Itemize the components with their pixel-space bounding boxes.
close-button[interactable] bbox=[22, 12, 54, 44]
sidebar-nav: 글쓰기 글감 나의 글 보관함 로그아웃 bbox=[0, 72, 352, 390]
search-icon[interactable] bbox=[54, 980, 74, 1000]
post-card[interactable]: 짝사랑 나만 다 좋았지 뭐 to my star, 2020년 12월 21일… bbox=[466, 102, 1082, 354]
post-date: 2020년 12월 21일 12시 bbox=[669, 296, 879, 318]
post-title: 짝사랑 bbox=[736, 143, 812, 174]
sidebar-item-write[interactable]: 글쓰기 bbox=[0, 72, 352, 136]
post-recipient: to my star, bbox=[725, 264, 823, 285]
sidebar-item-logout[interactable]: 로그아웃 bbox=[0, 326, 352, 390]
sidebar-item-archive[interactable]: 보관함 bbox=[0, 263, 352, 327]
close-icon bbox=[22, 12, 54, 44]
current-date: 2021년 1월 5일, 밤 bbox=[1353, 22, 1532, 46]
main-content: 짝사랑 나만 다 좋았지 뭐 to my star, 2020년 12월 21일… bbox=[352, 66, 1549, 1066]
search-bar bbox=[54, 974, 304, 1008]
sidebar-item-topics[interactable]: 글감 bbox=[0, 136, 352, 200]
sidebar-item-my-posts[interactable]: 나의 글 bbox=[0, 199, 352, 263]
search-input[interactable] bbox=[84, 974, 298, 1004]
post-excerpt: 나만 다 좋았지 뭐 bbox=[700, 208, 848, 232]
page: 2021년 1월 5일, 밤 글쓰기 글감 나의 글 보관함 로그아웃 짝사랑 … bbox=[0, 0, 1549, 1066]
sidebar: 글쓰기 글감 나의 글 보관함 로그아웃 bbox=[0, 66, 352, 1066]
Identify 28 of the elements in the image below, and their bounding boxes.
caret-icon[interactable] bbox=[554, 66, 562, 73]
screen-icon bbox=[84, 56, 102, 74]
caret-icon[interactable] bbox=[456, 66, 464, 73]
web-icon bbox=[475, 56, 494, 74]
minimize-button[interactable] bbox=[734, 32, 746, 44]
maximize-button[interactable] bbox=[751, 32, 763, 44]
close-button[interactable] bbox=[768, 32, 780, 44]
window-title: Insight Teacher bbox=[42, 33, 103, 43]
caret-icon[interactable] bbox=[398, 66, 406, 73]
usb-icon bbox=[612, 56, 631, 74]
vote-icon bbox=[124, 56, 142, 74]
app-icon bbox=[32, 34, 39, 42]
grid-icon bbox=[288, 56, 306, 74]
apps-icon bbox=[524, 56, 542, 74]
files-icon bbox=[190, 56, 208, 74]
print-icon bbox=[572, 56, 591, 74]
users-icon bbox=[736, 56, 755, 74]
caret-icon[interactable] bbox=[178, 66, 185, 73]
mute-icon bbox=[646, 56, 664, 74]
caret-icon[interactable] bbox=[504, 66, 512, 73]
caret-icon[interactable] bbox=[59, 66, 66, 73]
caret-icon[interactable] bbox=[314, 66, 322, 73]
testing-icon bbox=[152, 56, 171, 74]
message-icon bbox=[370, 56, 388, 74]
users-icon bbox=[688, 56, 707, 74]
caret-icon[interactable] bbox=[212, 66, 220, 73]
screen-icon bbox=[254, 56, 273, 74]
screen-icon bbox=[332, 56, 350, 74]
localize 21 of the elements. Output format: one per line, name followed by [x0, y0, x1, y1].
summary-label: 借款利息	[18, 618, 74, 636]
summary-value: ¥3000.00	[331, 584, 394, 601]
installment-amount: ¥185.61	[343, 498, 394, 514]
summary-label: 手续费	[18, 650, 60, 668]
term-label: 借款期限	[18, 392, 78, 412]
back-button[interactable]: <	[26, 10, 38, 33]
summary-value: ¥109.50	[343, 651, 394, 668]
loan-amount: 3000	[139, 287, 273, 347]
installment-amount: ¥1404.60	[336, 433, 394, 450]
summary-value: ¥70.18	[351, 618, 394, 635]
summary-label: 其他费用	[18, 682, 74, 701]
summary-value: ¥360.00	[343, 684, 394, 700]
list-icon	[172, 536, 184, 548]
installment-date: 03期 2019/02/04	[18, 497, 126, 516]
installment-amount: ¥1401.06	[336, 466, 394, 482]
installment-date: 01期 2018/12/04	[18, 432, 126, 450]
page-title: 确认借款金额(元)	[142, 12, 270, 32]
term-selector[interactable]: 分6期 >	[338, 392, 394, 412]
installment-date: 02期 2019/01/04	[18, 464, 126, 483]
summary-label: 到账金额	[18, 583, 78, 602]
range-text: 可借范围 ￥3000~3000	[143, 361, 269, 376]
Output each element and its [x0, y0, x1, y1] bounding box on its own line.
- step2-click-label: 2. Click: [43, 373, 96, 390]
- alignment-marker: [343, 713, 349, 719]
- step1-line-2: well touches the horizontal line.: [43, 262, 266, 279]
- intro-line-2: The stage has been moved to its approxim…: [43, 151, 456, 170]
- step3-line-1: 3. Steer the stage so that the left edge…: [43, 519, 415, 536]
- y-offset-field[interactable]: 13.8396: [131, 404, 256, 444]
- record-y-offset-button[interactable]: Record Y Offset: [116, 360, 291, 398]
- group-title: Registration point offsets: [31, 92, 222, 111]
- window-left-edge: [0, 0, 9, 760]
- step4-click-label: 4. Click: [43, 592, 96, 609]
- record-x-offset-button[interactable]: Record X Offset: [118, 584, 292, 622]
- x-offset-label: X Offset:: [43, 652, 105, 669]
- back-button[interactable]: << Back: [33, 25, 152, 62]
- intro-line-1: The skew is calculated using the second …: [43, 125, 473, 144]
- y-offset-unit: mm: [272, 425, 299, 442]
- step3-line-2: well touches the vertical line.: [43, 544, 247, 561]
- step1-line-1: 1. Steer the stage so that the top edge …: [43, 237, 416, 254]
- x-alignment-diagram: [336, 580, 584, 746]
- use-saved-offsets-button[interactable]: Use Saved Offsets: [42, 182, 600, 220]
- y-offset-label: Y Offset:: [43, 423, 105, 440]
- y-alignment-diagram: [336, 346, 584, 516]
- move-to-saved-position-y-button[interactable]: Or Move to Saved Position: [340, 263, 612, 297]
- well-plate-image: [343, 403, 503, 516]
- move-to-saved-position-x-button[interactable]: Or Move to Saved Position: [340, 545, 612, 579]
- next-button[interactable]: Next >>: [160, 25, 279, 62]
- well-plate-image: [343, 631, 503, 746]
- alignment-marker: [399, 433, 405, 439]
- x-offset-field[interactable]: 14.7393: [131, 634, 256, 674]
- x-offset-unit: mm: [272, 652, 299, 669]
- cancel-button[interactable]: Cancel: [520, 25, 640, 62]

### Set task
Rewrite the records from the first line through the line with "mute-icon bbox=[646, 56, 664, 74]", putting "arrow-icon" wherever "caret-icon" appears and leaving everything else unchanged.

### Task result
Itemize the components with their pixel-space bounding boxes.
close-button[interactable] bbox=[22, 12, 54, 44]
sidebar-nav: 글쓰기 글감 나의 글 보관함 로그아웃 bbox=[0, 72, 352, 390]
search-icon[interactable] bbox=[54, 980, 74, 1000]
post-card[interactable]: 짝사랑 나만 다 좋았지 뭐 to my star, 2020년 12월 21일… bbox=[466, 102, 1082, 354]
post-date: 2020년 12월 21일 12시 bbox=[669, 296, 879, 318]
post-title: 짝사랑 bbox=[736, 143, 812, 174]
sidebar-item-write[interactable]: 글쓰기 bbox=[0, 72, 352, 136]
post-recipient: to my star, bbox=[725, 264, 823, 285]
sidebar-item-logout[interactable]: 로그아웃 bbox=[0, 326, 352, 390]
sidebar-item-archive[interactable]: 보관함 bbox=[0, 263, 352, 327]
close-icon bbox=[22, 12, 54, 44]
current-date: 2021년 1월 5일, 밤 bbox=[1353, 22, 1532, 46]
main-content: 짝사랑 나만 다 좋았지 뭐 to my star, 2020년 12월 21일… bbox=[352, 66, 1549, 1066]
search-bar bbox=[54, 974, 304, 1008]
sidebar-item-topics[interactable]: 글감 bbox=[0, 136, 352, 200]
sidebar-item-my-posts[interactable]: 나의 글 bbox=[0, 199, 352, 263]
search-input[interactable] bbox=[84, 974, 298, 1004]
post-excerpt: 나만 다 좋았지 뭐 bbox=[700, 208, 848, 232]
page: 2021년 1월 5일, 밤 글쓰기 글감 나의 글 보관함 로그아웃 짝사랑 … bbox=[0, 0, 1549, 1066]
sidebar: 글쓰기 글감 나의 글 보관함 로그아웃 bbox=[0, 66, 352, 1066]
Identify 28 of the elements in the image below, and their bounding boxes.
arrow-icon[interactable] bbox=[554, 66, 562, 73]
screen-icon bbox=[84, 56, 102, 74]
arrow-icon[interactable] bbox=[456, 66, 464, 73]
web-icon bbox=[475, 56, 494, 74]
minimize-button[interactable] bbox=[734, 32, 746, 44]
maximize-button[interactable] bbox=[751, 32, 763, 44]
close-button[interactable] bbox=[768, 32, 780, 44]
window-title: Insight Teacher bbox=[42, 33, 103, 43]
arrow-icon[interactable] bbox=[398, 66, 406, 73]
usb-icon bbox=[612, 56, 631, 74]
vote-icon bbox=[124, 56, 142, 74]
app-icon bbox=[32, 34, 39, 42]
grid-icon bbox=[288, 56, 306, 74]
apps-icon bbox=[524, 56, 542, 74]
files-icon bbox=[190, 56, 208, 74]
print-icon bbox=[572, 56, 591, 74]
users-icon bbox=[736, 56, 755, 74]
arrow-icon[interactable] bbox=[178, 66, 185, 73]
mute-icon bbox=[646, 56, 664, 74]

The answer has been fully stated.